_Problem requirements_
Copy the records below word for word, from the line containing "Give bounding boxes for 95" through the line containing "x-tick-label: -10 [178,730,200,746]", including both of those lines.

[Layout element entries]
————————

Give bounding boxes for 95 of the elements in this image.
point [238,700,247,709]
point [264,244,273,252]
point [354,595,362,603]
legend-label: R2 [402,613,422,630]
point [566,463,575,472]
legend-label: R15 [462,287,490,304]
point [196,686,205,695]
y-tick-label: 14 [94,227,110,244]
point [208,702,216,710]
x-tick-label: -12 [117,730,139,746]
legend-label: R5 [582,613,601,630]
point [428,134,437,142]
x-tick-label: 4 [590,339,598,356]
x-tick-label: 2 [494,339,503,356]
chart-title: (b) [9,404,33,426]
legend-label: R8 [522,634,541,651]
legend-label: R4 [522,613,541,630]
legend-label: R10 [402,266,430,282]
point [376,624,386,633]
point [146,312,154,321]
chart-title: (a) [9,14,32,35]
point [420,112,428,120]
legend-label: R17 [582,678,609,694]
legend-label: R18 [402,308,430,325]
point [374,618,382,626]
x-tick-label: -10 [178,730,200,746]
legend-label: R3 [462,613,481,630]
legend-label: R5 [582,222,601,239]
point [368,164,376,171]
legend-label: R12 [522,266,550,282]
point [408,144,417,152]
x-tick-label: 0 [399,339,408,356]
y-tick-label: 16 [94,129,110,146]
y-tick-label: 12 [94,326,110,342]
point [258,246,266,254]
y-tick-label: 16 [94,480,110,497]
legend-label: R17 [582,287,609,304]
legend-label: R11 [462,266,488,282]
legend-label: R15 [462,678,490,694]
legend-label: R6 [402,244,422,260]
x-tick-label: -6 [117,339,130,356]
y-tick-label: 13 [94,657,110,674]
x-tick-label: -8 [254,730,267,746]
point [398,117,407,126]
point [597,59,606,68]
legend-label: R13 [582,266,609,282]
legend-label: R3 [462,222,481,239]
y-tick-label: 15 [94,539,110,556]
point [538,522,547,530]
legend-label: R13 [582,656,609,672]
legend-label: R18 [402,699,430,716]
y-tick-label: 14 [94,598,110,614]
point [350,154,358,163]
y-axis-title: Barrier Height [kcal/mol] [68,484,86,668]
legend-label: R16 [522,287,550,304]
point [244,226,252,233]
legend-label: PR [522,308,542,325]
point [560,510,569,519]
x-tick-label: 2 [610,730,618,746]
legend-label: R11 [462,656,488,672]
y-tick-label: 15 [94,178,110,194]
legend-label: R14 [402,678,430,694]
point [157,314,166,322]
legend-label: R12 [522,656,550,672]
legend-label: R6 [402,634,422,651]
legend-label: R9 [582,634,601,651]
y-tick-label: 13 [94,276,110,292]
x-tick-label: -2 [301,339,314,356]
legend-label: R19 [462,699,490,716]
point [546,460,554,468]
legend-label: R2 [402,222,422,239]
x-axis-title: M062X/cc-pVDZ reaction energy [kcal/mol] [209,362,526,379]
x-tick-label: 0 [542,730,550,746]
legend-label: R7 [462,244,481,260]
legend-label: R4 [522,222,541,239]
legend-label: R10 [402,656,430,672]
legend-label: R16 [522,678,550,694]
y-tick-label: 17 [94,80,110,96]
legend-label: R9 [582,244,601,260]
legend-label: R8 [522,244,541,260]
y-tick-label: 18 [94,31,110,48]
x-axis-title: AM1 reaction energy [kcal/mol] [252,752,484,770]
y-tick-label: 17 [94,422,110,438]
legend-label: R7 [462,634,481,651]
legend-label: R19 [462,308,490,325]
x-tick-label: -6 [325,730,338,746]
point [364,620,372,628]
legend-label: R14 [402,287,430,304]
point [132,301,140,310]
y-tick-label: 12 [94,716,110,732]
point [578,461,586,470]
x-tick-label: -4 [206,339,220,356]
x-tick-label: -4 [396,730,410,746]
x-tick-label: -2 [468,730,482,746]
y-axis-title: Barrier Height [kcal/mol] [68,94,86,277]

————————

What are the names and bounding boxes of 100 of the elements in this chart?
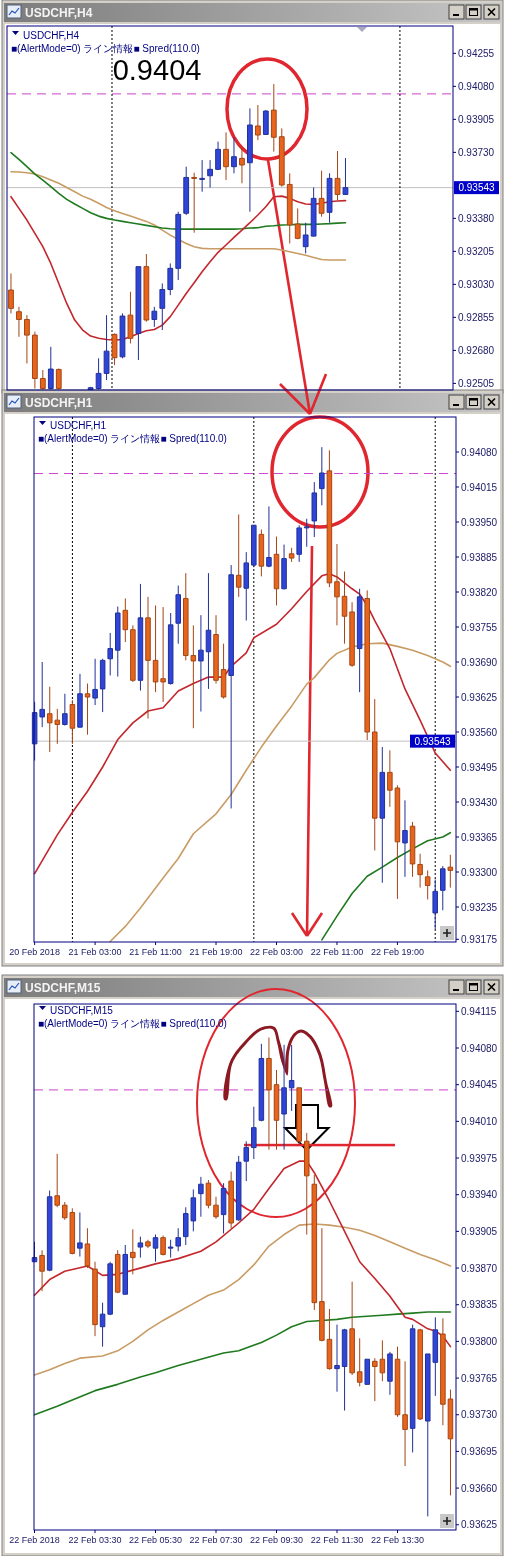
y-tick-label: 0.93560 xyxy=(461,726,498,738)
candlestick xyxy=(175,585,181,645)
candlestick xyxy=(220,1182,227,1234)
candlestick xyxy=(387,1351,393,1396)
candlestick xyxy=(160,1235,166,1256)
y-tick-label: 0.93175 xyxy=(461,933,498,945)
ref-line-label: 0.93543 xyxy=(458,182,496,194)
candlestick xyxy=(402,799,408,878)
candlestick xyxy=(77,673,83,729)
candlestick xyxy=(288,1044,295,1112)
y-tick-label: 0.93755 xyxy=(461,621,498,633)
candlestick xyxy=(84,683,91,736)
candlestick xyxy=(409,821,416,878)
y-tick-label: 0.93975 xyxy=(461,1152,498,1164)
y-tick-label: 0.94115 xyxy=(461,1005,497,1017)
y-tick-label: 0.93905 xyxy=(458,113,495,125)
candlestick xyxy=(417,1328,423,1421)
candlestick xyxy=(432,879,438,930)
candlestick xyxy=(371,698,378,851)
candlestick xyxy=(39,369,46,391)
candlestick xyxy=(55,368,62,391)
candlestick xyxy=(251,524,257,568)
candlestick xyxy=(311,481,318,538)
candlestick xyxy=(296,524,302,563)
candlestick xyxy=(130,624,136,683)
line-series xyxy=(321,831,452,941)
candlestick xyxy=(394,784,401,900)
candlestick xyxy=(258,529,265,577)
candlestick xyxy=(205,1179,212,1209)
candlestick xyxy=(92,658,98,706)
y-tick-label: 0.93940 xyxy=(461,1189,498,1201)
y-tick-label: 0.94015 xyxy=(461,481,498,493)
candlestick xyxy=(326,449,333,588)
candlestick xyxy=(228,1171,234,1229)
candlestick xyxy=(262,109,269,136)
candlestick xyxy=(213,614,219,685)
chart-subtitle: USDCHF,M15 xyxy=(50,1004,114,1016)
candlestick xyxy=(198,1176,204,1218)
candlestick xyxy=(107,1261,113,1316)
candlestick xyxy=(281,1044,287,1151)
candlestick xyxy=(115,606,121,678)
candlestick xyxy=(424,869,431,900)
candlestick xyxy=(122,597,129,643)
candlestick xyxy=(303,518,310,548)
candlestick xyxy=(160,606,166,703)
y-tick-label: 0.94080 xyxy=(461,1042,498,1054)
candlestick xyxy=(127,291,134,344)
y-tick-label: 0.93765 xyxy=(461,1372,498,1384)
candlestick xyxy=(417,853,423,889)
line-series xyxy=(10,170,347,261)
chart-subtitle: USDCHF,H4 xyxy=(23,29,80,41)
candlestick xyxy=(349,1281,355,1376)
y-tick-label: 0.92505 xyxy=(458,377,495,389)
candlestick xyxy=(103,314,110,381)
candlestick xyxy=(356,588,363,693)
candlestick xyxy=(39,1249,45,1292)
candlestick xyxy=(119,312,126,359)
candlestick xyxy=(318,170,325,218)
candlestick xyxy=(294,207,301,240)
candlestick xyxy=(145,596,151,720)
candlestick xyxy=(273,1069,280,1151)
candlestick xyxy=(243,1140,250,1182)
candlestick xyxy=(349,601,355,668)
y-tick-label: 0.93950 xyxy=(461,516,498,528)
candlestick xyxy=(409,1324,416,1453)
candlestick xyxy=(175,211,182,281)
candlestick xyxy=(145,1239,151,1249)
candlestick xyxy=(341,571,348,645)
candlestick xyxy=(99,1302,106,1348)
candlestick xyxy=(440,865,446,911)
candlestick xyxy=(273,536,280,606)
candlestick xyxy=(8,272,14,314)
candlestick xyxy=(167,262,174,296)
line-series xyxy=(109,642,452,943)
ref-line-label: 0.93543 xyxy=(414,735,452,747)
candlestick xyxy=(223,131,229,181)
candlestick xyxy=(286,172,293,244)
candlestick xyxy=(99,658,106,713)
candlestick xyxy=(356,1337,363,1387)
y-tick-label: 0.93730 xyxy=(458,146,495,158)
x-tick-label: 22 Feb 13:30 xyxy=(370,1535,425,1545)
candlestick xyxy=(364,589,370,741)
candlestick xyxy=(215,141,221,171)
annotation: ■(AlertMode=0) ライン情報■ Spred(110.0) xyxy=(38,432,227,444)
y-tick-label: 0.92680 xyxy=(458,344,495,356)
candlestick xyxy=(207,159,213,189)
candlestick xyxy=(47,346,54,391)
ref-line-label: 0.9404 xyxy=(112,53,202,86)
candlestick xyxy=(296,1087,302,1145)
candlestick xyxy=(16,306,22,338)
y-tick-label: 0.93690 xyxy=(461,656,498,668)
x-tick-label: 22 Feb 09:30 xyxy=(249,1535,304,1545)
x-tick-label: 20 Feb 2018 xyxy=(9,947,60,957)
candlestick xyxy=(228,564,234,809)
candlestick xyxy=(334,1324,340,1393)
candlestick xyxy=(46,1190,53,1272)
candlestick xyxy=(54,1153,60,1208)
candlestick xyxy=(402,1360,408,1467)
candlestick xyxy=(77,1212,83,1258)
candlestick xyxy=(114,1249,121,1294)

————————

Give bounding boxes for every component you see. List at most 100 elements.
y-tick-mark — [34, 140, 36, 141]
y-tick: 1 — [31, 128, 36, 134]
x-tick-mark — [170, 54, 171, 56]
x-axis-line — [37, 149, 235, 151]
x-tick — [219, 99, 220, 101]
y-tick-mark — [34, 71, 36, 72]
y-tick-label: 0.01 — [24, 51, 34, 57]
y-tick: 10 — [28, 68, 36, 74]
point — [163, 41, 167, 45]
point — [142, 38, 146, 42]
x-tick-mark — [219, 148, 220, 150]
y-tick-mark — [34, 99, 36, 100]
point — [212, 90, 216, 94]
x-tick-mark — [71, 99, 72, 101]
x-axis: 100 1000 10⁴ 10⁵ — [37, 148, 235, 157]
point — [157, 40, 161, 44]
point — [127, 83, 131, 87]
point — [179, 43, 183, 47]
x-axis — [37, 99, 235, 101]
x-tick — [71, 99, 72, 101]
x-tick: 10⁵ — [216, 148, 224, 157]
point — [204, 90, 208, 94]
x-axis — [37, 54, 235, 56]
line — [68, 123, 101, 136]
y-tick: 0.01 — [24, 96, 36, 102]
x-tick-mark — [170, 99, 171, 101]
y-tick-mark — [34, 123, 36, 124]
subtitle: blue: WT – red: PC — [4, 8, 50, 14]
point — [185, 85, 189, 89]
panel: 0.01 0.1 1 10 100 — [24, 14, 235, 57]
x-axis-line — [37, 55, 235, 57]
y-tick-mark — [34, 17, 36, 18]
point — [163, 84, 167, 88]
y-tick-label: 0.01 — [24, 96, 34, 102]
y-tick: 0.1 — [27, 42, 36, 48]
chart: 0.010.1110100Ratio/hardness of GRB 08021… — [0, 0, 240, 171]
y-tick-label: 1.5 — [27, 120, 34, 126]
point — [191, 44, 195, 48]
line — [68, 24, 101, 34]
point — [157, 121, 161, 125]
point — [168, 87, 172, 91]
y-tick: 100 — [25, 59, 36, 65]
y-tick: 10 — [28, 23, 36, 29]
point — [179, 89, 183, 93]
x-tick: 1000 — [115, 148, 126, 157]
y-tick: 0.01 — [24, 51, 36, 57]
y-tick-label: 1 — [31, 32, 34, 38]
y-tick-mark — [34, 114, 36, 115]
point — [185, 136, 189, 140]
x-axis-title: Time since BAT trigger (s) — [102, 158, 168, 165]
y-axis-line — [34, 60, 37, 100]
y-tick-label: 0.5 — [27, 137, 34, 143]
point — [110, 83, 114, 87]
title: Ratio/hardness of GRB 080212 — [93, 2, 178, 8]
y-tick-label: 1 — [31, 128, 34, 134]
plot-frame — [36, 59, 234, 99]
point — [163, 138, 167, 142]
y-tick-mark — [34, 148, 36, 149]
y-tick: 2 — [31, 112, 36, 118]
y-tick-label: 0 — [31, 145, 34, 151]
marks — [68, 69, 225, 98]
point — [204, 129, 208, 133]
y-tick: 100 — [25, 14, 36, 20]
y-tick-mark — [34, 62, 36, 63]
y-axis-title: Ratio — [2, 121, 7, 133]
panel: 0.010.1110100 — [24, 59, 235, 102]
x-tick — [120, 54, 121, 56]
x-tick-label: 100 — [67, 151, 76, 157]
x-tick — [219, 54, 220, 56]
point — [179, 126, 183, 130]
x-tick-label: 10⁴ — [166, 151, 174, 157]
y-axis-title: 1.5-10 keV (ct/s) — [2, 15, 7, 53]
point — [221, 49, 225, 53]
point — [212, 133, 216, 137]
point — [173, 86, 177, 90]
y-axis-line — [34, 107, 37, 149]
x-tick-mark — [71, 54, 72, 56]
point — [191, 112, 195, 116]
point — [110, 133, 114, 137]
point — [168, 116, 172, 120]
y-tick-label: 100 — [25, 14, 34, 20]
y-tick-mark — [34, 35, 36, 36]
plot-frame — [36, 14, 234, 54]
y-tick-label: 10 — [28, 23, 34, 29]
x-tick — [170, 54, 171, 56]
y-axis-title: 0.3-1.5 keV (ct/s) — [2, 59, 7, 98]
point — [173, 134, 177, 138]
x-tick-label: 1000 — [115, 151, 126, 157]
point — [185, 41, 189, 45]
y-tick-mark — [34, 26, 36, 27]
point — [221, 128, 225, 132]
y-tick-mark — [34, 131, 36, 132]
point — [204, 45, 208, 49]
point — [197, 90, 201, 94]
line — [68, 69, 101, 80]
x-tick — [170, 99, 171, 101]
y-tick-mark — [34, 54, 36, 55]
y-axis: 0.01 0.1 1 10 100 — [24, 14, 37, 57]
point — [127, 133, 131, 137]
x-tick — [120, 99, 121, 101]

————————

_Answer to the task_
Give bounding boxes for 95 of the elements in this image.
point [238,700,247,709]
point [264,244,273,252]
point [354,595,362,603]
legend-label: R2 [402,613,422,630]
point [566,463,575,472]
legend-label: R15 [462,287,490,304]
point [196,686,205,695]
y-tick-label: 14 [94,227,110,244]
point [208,702,216,710]
x-tick-label: -12 [117,730,139,746]
legend-label: R5 [582,613,601,630]
point [428,134,437,142]
x-tick-label: 4 [590,339,598,356]
x-tick-label: 2 [494,339,503,356]
chart-title: (b) [9,404,33,426]
legend-label: R8 [522,634,541,651]
legend-label: R4 [522,613,541,630]
legend-label: R10 [402,266,430,282]
point [376,624,386,633]
point [146,312,154,321]
chart-title: (a) [9,14,32,35]
point [420,112,428,120]
legend-label: R17 [582,678,609,694]
legend-label: R18 [402,308,430,325]
point [374,618,382,626]
x-tick-label: -10 [178,730,200,746]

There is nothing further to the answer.